■ **What needs to be done**
Copy out the lines from the one containing "147, 54, 179]" through the one containing "226, 589, 558]", substituting "plot-area" for "plot-frame" and changing nothing else. Give only those lines.

Element-and-box listings

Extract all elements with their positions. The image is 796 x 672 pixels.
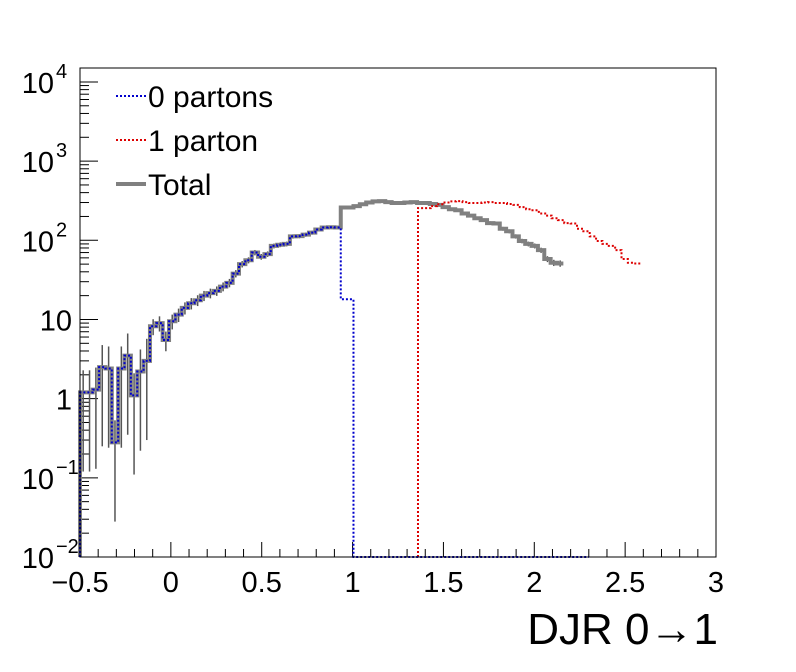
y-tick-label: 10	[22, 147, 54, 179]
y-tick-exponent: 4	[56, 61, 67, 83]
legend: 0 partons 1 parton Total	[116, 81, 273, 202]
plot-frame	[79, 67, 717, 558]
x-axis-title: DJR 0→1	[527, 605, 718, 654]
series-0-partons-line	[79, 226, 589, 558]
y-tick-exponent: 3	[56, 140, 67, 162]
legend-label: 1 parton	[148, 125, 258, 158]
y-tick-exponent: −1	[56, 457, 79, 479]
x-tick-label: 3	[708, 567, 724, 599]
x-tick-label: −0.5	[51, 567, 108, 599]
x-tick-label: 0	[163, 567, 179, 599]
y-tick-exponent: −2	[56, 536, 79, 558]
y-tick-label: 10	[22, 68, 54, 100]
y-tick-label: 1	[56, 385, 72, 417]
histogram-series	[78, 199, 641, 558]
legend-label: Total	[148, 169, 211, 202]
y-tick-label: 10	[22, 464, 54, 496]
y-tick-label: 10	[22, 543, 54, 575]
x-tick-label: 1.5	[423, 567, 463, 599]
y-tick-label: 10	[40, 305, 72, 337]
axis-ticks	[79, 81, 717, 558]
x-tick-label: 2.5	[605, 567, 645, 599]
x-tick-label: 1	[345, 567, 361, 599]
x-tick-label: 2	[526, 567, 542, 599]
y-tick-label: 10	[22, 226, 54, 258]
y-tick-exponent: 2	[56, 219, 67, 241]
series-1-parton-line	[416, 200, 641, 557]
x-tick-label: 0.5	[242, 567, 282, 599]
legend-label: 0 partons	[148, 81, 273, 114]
* * *
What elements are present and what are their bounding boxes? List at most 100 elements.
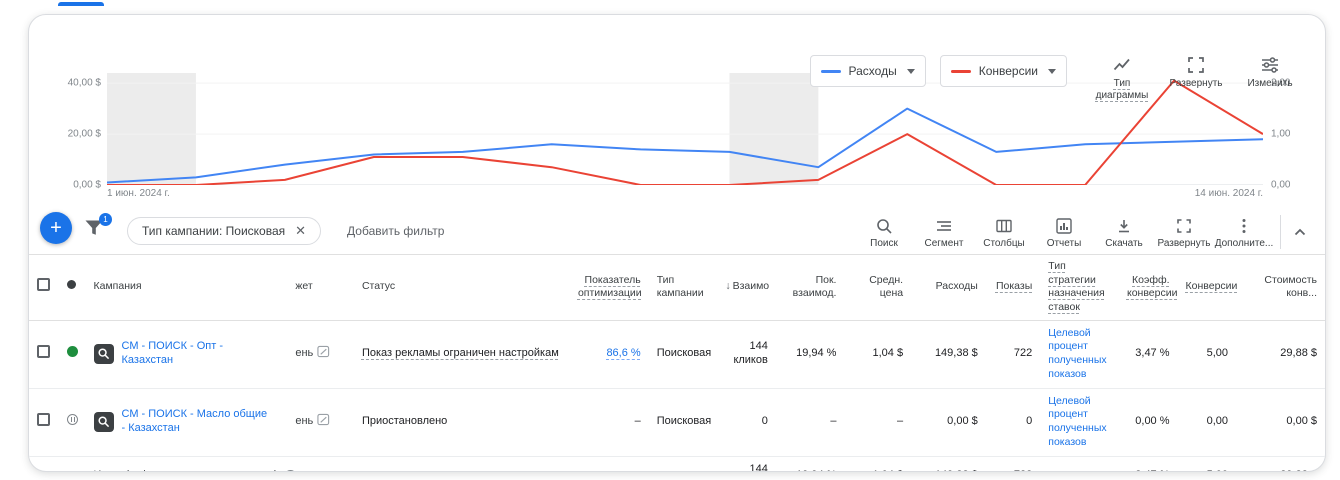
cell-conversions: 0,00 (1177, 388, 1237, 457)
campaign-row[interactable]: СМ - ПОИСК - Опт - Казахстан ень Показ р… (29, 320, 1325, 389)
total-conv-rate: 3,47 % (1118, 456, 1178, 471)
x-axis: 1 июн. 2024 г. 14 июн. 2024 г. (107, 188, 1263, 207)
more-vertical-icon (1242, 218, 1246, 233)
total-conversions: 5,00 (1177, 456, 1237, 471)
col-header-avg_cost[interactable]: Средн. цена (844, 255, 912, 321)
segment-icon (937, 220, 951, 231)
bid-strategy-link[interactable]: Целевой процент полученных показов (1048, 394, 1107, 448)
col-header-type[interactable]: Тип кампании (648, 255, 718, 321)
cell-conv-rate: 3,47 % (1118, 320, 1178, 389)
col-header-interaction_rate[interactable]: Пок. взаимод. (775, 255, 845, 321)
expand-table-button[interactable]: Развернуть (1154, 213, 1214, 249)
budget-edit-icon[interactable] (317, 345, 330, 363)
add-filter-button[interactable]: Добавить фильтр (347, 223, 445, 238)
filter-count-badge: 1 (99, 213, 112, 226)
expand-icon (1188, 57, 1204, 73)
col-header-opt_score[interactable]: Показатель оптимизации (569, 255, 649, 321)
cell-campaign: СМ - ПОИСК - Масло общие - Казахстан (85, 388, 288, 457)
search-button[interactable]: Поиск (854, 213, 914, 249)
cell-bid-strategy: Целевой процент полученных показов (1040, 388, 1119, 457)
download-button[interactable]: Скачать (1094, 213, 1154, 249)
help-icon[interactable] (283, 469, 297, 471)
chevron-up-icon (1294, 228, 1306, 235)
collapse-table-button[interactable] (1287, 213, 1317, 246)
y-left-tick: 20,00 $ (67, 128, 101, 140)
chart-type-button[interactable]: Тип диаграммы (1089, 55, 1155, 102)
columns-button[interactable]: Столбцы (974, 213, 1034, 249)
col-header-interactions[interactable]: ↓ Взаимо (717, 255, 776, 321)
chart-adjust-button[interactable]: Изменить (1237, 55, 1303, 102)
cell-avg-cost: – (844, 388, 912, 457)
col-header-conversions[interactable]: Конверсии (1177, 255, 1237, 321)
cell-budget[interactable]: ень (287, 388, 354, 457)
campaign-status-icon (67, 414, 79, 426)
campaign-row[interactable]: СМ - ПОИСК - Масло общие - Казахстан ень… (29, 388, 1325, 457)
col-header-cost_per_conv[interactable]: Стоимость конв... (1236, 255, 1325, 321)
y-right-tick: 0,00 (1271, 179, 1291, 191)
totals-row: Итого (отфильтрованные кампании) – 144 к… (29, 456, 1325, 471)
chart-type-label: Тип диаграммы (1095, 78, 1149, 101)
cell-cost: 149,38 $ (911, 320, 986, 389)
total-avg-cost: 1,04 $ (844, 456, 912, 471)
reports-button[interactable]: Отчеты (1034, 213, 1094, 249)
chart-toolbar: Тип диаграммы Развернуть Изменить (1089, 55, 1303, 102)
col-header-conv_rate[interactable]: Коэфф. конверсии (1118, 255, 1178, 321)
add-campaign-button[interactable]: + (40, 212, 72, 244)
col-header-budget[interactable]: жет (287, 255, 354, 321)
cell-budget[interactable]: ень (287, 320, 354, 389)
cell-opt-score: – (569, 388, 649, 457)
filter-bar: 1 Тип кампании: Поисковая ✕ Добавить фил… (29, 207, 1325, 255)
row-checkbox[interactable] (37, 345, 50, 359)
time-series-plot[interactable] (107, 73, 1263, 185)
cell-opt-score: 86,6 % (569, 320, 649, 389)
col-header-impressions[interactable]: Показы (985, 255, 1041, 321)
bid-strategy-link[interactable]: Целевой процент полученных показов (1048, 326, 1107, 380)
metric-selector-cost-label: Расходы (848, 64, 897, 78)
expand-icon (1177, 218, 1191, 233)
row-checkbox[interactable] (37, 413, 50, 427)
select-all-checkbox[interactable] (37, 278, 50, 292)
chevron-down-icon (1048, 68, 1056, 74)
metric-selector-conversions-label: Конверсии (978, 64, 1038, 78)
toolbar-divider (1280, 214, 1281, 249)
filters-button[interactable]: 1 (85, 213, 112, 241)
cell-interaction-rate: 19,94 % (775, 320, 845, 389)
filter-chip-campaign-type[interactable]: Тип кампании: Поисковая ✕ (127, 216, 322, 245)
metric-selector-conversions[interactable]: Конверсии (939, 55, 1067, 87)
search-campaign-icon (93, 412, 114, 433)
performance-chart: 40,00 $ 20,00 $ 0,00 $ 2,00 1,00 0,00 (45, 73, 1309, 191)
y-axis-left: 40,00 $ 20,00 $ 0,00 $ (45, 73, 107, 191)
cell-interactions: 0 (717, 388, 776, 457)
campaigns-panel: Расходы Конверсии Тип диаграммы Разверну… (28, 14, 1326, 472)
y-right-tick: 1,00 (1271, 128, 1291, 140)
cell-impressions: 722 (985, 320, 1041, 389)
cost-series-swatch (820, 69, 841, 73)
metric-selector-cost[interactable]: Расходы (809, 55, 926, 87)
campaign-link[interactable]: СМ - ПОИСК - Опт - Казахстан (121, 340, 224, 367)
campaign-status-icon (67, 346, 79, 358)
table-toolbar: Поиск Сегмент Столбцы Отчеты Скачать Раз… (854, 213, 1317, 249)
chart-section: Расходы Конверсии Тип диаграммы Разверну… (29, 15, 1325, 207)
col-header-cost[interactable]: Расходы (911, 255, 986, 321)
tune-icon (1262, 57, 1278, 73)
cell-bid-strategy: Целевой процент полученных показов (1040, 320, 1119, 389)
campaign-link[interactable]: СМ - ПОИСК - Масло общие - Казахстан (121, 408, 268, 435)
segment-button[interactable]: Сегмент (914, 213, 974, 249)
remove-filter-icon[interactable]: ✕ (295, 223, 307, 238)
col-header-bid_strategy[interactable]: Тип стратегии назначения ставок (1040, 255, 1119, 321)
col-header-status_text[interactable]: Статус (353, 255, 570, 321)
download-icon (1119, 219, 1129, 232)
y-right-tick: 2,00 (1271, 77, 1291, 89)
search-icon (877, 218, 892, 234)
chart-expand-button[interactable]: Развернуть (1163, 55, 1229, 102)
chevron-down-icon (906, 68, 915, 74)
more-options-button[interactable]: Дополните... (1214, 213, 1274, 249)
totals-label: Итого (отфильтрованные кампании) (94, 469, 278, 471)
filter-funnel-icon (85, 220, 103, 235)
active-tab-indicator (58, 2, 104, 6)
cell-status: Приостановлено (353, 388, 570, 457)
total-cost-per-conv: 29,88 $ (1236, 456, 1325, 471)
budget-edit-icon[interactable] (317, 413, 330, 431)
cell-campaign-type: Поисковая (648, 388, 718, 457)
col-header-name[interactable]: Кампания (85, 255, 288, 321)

■ **Task result**
y-tick-label: 10	[22, 147, 54, 179]
y-tick-exponent: 4	[56, 61, 67, 83]
legend: 0 partons 1 parton Total	[116, 81, 273, 202]
plot-area	[79, 67, 717, 558]
x-axis-title: DJR 0→1	[527, 605, 718, 654]
series-0-partons-line	[79, 226, 589, 558]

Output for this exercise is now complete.